#### What you are asked to do:
Each entry below should be returned exactly as is, with the pictures removed.

#### The records:
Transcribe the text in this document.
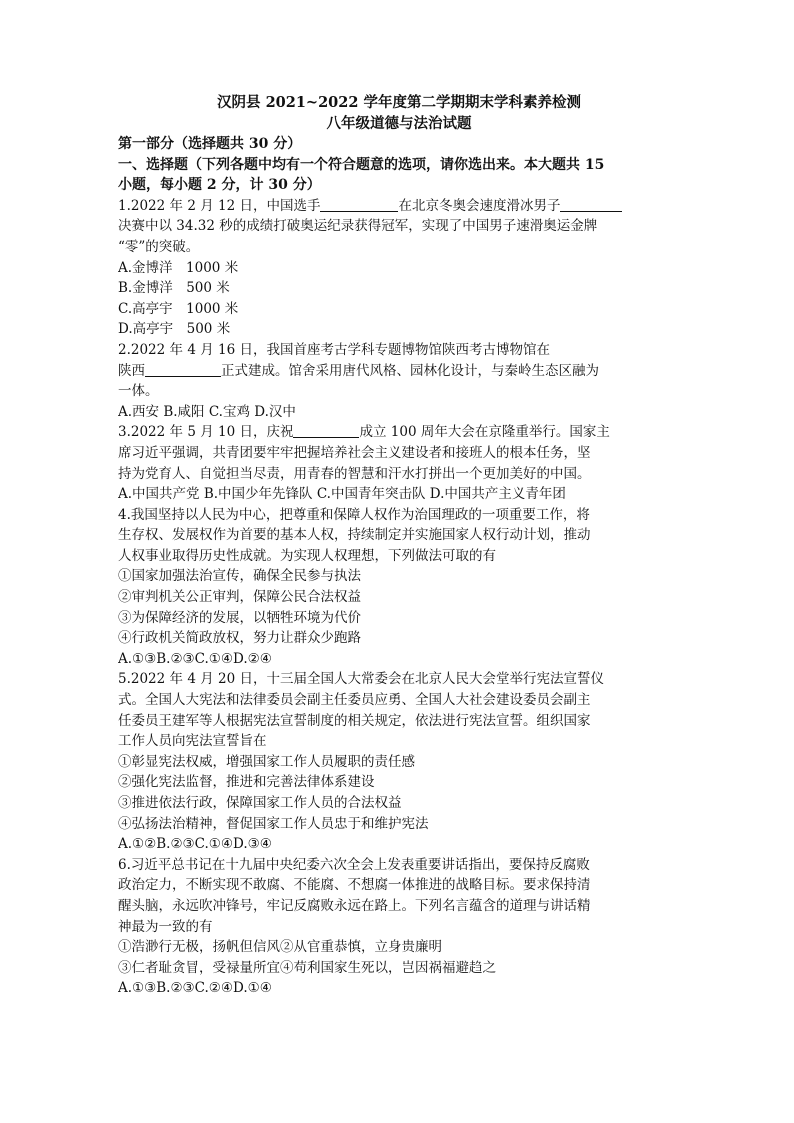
汉阴县 2021~2022 学年度第二学期期末学科素养检测
八年级道德与法治试题
第一部分（选择题共 30 分）
一、选择题（下列各题中均有一个符合题意的选项，请你选出来。本大题共 15
小题，每小题 2 分，计 30 分）
1.2022 年 2 月 12 日，中国选手	在北京冬奥会速度滑冰男子
决赛中以 34.32 秒的成绩打破奥运纪录获得冠军，实现了中国男子速滑奥运金牌
“零”的突破。
A.金博洋　1000 米
B.金博洋　500 米
C.高亭宇　1000 米
D.高亭宇　500 米
2.2022 年 4 月 16 日，我国首座考古学科专题博物馆陕西考古博物馆在
陕西	正式建成。馆舍采用唐代风格、园林化设计，与秦岭生态区融为
一体。
A.西安 B.咸阳 C.宝鸡 D.汉中
3.2022 年 5 月 10 日，庆祝	成立 100 周年大会在京隆重举行。国家主
席习近平强调，共青团要牢牢把握培养社会主义建设者和接班人的根本任务，坚
持为党育人、自觉担当尽责，用青春的智慧和汗水打拼出一个更加美好的中国。
A.中国共产党 B.中国少年先锋队 C.中国青年突击队 D.中国共产主义青年团
4.我国坚持以人民为中心，把尊重和保障人权作为治国理政的一项重要工作，将
生存权、发展权作为首要的基本人权，持续制定并实施国家人权行动计划，推动
人权事业取得历史性成就。为实现人权理想，下列做法可取的有
①国家加强法治宣传，确保全民参与执法
②审判机关公正审判，保障公民合法权益
③为保障经济的发展，以牺牲环境为代价
④行政机关简政放权，努力让群众少跑路
A.①③B.②③C.①④D.②④
5.2022 年 4 月 20 日，十三届全国人大常委会在北京人民大会堂举行宪法宣誓仪
式。全国人大宪法和法律委员会副主任委员应勇、全国人大社会建设委员会副主
任委员王建军等人根据宪法宣誓制度的相关规定，依法进行宪法宣誓。组织国家
工作人员向宪法宣誓旨在
①彰显宪法权威，增强国家工作人员履职的责任感
②强化宪法监督，推进和完善法律体系建设
③推进依法行政，保障国家工作人员的合法权益
④弘扬法治精神，督促国家工作人员忠于和维护宪法
A.①②B.②③C.①④D.③④
6.习近平总书记在十九届中央纪委六次全会上发表重要讲话指出，要保持反腐败
政治定力，不断实现不敢腐、不能腐、不想腐一体推进的战略目标。要求保持清
醒头脑，永远吹冲锋号，牢记反腐败永远在路上。下列名言蕴含的道理与讲话精
神最为一致的有
①浩渺行无极，扬帆但信风②从官重恭慎，立身贵廉明
③仁者耻贪冒，受禄量所宜④苟利国家生死以，岂因祸福避趋之
A.①③B.②③C.②④D.①④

#### Problem solution:
Transcribe the text in this document.
汉阴县 2021~2022 学年度第二学期期末学科素养检测
八年级道德与法治试题
第一部分（选择题共 30 分）
一、选择题（下列各题中均有一个符合题意的选项，请你选出来。本大题共 15
小题，每小题 2 分，计 30 分）
1.2022 年 2 月 12 日，中国选手	在北京冬奥会速度滑冰男子
决赛中以 34.32 秒的成绩打破奥运纪录获得冠军，实现了中国男子速滑奥运金牌
“零”的突破。
A.金博洋　1000 米
B.金博洋　500 米
C.高亭宇　1000 米
D.高亭宇　500 米
2.2022 年 4 月 16 日，我国首座考古学科专题博物馆陕西考古博物馆在
陕西	正式建成。馆舍采用唐代风格、园林化设计，与秦岭生态区融为
一体。
A.西安 B.咸阳 C.宝鸡 D.汉中
3.2022 年 5 月 10 日，庆祝	成立 100 周年大会在京隆重举行。国家主
席习近平强调，共青团要牢牢把握培养社会主义建设者和接班人的根本任务，坚
持为党育人、自觉担当尽责，用青春的智慧和汗水打拼出一个更加美好的中国。
A.中国共产党 B.中国少年先锋队 C.中国青年突击队 D.中国共产主义青年团
4.我国坚持以人民为中心，把尊重和保障人权作为治国理政的一项重要工作，将
生存权、发展权作为首要的基本人权，持续制定并实施国家人权行动计划，推动
人权事业取得历史性成就。为实现人权理想，下列做法可取的有
①国家加强法治宣传，确保全民参与执法
②审判机关公正审判，保障公民合法权益
③为保障经济的发展，以牺牲环境为代价
④行政机关简政放权，努力让群众少跑路
A.①③B.②③C.①④D.②④
5.2022 年 4 月 20 日，十三届全国人大常委会在北京人民大会堂举行宪法宣誓仪
式。全国人大宪法和法律委员会副主任委员应勇、全国人大社会建设委员会副主
任委员王建军等人根据宪法宣誓制度的相关规定，依法进行宪法宣誓。组织国家
工作人员向宪法宣誓旨在
①彰显宪法权威，增强国家工作人员履职的责任感
②强化宪法监督，推进和完善法律体系建设
③推进依法行政，保障国家工作人员的合法权益
④弘扬法治精神，督促国家工作人员忠于和维护宪法
A.①②B.②③C.①④D.③④
6.习近平总书记在十九届中央纪委六次全会上发表重要讲话指出，要保持反腐败
政治定力，不断实现不敢腐、不能腐、不想腐一体推进的战略目标。要求保持清
醒头脑，永远吹冲锋号，牢记反腐败永远在路上。下列名言蕴含的道理与讲话精
神最为一致的有
①浩渺行无极，扬帆但信风②从官重恭慎，立身贵廉明
③仁者耻贪冒，受禄量所宜④苟利国家生死以，岂因祸福避趋之
A.①③B.②③C.②④D.①④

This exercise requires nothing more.